▶ [DATASET ENTRIES]:
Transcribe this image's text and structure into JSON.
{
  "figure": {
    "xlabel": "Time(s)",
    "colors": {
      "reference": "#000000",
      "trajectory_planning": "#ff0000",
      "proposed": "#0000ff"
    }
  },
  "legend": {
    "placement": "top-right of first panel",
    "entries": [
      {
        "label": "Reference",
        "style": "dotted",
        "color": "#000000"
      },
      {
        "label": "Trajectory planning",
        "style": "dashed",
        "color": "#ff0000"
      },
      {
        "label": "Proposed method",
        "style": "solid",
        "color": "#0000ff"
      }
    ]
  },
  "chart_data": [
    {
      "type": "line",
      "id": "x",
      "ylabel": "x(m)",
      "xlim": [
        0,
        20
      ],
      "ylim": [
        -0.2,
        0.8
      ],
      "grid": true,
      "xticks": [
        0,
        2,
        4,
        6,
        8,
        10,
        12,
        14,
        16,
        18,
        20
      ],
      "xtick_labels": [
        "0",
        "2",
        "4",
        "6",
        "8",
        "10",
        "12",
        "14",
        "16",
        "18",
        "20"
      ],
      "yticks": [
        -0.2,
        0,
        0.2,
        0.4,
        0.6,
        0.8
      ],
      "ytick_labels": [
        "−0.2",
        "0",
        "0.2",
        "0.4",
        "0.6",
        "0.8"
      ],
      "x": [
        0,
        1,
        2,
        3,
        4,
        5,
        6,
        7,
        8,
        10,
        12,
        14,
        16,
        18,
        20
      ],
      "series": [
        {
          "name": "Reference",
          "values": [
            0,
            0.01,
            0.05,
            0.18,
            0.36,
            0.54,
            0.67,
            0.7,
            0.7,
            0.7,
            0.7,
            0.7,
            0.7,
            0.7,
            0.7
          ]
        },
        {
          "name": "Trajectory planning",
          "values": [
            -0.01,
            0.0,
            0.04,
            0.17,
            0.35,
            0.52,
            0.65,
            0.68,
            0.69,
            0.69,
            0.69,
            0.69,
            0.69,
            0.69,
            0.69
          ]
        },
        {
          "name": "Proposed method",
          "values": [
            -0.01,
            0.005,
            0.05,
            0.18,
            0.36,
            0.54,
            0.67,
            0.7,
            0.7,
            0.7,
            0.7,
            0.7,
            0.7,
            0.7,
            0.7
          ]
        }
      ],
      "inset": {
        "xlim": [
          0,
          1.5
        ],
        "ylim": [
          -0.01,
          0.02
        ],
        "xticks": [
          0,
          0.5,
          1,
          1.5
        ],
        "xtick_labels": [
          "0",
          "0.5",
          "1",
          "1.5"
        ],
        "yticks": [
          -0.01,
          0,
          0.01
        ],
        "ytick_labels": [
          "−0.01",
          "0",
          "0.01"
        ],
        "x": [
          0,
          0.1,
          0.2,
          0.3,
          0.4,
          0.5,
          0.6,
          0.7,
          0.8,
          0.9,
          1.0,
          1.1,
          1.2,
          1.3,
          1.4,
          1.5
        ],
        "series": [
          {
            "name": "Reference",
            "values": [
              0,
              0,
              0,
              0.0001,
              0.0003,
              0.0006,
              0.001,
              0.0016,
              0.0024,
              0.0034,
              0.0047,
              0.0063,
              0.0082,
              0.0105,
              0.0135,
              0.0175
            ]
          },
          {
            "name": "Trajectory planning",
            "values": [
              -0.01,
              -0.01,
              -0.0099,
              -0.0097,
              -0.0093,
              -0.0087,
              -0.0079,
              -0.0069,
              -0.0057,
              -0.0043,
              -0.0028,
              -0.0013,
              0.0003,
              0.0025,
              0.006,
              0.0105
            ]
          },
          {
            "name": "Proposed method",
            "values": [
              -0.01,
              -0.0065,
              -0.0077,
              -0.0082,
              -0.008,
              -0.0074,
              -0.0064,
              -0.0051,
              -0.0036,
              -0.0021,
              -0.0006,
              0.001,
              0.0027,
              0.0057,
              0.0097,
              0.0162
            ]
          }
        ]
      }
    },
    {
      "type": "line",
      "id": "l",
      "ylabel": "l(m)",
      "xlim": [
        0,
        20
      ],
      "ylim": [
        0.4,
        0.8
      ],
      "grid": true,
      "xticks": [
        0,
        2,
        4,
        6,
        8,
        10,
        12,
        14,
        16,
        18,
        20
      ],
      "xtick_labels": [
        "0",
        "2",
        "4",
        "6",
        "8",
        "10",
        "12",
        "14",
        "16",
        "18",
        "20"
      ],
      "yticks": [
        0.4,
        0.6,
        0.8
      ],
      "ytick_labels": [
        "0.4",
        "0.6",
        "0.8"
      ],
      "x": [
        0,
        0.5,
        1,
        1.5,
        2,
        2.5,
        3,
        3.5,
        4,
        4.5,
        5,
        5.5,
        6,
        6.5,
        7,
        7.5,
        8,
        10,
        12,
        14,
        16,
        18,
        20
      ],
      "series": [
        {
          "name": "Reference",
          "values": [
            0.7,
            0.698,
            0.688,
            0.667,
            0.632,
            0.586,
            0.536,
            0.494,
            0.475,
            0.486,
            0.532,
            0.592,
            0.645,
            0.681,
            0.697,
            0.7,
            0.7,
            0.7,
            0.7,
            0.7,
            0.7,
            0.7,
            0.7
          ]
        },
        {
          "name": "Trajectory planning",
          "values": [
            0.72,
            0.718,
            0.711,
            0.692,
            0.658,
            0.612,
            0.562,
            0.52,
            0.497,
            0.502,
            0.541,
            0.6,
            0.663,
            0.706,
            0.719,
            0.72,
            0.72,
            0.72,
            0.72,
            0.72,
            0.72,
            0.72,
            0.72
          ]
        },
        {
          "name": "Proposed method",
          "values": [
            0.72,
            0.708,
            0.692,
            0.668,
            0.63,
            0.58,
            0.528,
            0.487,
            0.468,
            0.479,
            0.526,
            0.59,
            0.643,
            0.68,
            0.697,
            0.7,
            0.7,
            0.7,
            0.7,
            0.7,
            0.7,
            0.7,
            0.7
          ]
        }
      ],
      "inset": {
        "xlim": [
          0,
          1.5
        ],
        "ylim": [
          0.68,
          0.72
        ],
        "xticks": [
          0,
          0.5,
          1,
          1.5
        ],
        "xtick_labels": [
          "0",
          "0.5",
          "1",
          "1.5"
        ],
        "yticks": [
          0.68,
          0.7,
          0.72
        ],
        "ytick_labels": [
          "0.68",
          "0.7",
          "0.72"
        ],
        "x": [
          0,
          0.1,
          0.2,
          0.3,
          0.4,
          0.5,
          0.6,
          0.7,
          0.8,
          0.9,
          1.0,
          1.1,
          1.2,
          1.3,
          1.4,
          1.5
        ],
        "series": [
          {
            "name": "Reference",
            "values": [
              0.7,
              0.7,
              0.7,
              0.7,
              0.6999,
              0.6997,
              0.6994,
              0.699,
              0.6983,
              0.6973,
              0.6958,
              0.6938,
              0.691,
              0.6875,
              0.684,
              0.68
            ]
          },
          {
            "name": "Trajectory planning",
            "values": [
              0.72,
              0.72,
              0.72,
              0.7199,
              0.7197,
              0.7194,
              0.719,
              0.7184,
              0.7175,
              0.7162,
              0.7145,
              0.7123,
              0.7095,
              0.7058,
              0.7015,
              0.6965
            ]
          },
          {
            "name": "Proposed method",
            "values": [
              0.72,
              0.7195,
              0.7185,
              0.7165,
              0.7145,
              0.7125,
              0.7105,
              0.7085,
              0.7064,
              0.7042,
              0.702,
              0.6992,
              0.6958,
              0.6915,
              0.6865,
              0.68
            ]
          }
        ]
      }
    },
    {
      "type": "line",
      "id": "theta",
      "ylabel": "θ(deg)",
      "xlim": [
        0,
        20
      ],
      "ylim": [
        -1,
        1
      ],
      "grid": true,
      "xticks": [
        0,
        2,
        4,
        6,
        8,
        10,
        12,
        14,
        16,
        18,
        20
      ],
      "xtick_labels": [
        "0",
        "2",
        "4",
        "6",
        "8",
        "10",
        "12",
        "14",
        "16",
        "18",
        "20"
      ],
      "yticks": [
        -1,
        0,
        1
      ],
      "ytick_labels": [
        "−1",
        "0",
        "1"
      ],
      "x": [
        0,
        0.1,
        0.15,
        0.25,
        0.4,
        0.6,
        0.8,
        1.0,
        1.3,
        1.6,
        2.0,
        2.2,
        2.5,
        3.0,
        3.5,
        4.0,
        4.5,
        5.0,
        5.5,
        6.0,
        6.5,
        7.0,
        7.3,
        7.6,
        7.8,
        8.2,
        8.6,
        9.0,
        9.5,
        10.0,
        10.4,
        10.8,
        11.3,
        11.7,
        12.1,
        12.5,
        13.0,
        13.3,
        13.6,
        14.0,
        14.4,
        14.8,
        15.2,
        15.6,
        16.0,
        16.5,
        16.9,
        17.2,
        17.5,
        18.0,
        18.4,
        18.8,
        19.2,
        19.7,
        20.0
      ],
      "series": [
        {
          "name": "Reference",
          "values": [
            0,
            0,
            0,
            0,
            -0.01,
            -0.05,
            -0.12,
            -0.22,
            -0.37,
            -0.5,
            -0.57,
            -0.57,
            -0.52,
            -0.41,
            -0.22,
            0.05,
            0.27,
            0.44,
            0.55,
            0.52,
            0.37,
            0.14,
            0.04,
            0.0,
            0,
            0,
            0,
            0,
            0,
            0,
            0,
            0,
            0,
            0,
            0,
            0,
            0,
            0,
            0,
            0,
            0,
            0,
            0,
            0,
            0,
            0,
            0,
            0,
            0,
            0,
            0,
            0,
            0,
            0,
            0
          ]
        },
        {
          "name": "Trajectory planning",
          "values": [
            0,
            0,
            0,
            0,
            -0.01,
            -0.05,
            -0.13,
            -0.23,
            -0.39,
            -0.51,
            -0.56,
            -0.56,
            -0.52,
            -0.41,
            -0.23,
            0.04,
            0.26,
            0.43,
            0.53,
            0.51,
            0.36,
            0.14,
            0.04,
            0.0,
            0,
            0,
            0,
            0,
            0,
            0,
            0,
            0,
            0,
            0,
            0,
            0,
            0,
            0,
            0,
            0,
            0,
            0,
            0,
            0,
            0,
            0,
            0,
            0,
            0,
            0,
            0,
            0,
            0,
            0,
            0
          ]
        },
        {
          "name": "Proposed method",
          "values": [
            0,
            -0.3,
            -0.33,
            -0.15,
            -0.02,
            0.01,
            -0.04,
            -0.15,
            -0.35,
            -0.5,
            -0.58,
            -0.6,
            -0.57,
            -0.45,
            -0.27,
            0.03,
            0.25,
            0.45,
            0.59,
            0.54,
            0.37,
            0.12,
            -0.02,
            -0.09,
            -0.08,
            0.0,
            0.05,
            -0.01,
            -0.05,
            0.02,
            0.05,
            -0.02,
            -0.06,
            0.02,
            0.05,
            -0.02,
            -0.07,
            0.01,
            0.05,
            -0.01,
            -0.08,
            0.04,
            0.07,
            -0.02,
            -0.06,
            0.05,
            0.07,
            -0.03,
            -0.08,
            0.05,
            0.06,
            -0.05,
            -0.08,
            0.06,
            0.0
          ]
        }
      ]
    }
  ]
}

▶ [GOAL]: Return each line with "style".

▶ [FULL SOLUTION]:
        "style": "dotted",
        "style": "dashed",
        "style": "solid",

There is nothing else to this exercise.